++++ Dati del compito ++++
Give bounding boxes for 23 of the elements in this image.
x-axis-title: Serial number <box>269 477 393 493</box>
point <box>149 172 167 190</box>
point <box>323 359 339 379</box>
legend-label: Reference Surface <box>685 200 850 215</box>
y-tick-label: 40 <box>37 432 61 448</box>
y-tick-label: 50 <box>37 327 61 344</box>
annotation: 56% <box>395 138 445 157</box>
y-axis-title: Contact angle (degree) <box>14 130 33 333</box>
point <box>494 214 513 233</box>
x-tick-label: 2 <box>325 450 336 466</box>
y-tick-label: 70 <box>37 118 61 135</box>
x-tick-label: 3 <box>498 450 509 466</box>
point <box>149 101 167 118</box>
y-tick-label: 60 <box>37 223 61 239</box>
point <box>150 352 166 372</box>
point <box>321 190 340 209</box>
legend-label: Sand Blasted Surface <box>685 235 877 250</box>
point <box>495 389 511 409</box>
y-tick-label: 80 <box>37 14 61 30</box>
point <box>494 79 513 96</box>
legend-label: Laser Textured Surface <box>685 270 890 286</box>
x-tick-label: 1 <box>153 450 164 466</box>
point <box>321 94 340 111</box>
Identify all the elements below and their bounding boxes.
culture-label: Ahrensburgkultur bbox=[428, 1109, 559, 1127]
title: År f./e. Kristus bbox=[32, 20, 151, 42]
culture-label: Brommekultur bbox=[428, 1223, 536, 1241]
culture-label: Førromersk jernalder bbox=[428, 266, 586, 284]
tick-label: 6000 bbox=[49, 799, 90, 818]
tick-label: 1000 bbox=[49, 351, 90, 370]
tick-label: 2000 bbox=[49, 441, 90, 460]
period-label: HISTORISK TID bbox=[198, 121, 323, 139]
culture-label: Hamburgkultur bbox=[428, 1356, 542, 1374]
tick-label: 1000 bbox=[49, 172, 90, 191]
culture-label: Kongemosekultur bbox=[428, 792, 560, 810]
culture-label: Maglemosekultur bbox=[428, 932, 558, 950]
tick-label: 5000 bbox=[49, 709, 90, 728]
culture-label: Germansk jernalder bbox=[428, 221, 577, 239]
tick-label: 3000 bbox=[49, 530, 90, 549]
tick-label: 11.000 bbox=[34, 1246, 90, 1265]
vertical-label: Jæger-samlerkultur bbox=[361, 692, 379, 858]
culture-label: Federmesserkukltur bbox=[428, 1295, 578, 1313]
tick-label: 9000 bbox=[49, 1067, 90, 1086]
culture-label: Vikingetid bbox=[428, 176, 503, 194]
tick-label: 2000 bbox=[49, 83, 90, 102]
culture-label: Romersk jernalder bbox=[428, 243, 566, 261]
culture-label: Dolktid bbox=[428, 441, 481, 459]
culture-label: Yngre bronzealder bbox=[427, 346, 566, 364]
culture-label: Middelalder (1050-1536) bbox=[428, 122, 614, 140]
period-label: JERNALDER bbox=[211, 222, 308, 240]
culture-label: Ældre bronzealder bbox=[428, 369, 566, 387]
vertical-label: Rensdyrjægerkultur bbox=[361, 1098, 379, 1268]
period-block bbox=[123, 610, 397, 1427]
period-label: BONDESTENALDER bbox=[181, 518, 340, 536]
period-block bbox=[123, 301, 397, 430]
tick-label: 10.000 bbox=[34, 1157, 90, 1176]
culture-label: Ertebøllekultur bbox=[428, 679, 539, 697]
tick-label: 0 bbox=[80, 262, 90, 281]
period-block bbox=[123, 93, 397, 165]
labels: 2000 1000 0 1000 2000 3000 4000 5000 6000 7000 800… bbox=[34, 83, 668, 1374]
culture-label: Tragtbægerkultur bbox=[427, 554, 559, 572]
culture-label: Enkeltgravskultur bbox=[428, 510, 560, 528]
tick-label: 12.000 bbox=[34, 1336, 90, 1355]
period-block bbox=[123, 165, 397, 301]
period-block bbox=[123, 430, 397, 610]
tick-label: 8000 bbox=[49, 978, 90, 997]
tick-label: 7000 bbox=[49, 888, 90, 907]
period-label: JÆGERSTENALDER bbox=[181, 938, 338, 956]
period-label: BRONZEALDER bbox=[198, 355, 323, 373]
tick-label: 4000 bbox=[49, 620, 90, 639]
++++
Cita integralmente tutte le voci riportate sopra, riga per riga e senza alcuna modifica.

Give bounding boxes for 23 of the elements in this image.
x-axis-title: Serial number <box>269 477 393 493</box>
point <box>149 172 167 190</box>
point <box>323 359 339 379</box>
legend-label: Reference Surface <box>685 200 850 215</box>
y-tick-label: 40 <box>37 432 61 448</box>
y-tick-label: 50 <box>37 327 61 344</box>
annotation: 56% <box>395 138 445 157</box>
y-axis-title: Contact angle (degree) <box>14 130 33 333</box>
point <box>494 214 513 233</box>
x-tick-label: 2 <box>325 450 336 466</box>
y-tick-label: 70 <box>37 118 61 135</box>
x-tick-label: 3 <box>498 450 509 466</box>
point <box>149 101 167 118</box>
y-tick-label: 60 <box>37 223 61 239</box>
point <box>150 352 166 372</box>
point <box>321 190 340 209</box>
legend-label: Sand Blasted Surface <box>685 235 877 250</box>
point <box>495 389 511 409</box>
y-tick-label: 80 <box>37 14 61 30</box>
point <box>494 79 513 96</box>
legend-label: Laser Textured Surface <box>685 270 890 286</box>
x-tick-label: 1 <box>153 450 164 466</box>
point <box>321 94 340 111</box>
Identify all the elements below and their bounding boxes.
culture-label: Ahrensburgkultur bbox=[428, 1109, 559, 1127]
title: År f./e. Kristus bbox=[32, 20, 151, 42]
culture-label: Brommekultur bbox=[428, 1223, 536, 1241]
culture-label: Førromersk jernalder bbox=[428, 266, 586, 284]
tick-label: 6000 bbox=[49, 799, 90, 818]
tick-label: 1000 bbox=[49, 351, 90, 370]
tick-label: 2000 bbox=[49, 441, 90, 460]
period-label: HISTORISK TID bbox=[198, 121, 323, 139]
culture-label: Hamburgkultur bbox=[428, 1356, 542, 1374]
tick-label: 1000 bbox=[49, 172, 90, 191]
culture-label: Kongemosekultur bbox=[428, 792, 560, 810]
culture-label: Maglemosekultur bbox=[428, 932, 558, 950]
tick-label: 5000 bbox=[49, 709, 90, 728]
culture-label: Germansk jernalder bbox=[428, 221, 577, 239]
tick-label: 3000 bbox=[49, 530, 90, 549]
tick-label: 11.000 bbox=[34, 1246, 90, 1265]
vertical-label: Jæger-samlerkultur bbox=[361, 692, 379, 858]
culture-label: Federmesserkukltur bbox=[428, 1295, 578, 1313]
tick-label: 9000 bbox=[49, 1067, 90, 1086]
culture-label: Vikingetid bbox=[428, 176, 503, 194]
tick-label: 2000 bbox=[49, 83, 90, 102]
culture-label: Romersk jernalder bbox=[428, 243, 566, 261]
culture-label: Dolktid bbox=[428, 441, 481, 459]
culture-label: Yngre bronzealder bbox=[427, 346, 566, 364]
culture-label: Middelalder (1050-1536) bbox=[428, 122, 614, 140]
period-label: JERNALDER bbox=[211, 222, 308, 240]
culture-label: Ældre bronzealder bbox=[428, 369, 566, 387]
vertical-label: Rensdyrjægerkultur bbox=[361, 1098, 379, 1268]
period-block bbox=[123, 610, 397, 1427]
period-label: BONDESTENALDER bbox=[181, 518, 340, 536]
period-block bbox=[123, 301, 397, 430]
tick-label: 10.000 bbox=[34, 1157, 90, 1176]
culture-label: Ertebøllekultur bbox=[428, 679, 539, 697]
tick-label: 0 bbox=[80, 262, 90, 281]
period-block bbox=[123, 93, 397, 165]
labels: 2000 1000 0 1000 2000 3000 4000 5000 6000 7000 800… bbox=[34, 83, 668, 1374]
culture-label: Tragtbægerkultur bbox=[427, 554, 559, 572]
culture-label: Enkeltgravskultur bbox=[428, 510, 560, 528]
tick-label: 12.000 bbox=[34, 1336, 90, 1355]
period-block bbox=[123, 165, 397, 301]
period-block bbox=[123, 430, 397, 610]
tick-label: 8000 bbox=[49, 978, 90, 997]
tick-label: 7000 bbox=[49, 888, 90, 907]
period-label: JÆGERSTENALDER bbox=[181, 938, 338, 956]
period-label: BRONZEALDER bbox=[198, 355, 323, 373]
tick-label: 4000 bbox=[49, 620, 90, 639]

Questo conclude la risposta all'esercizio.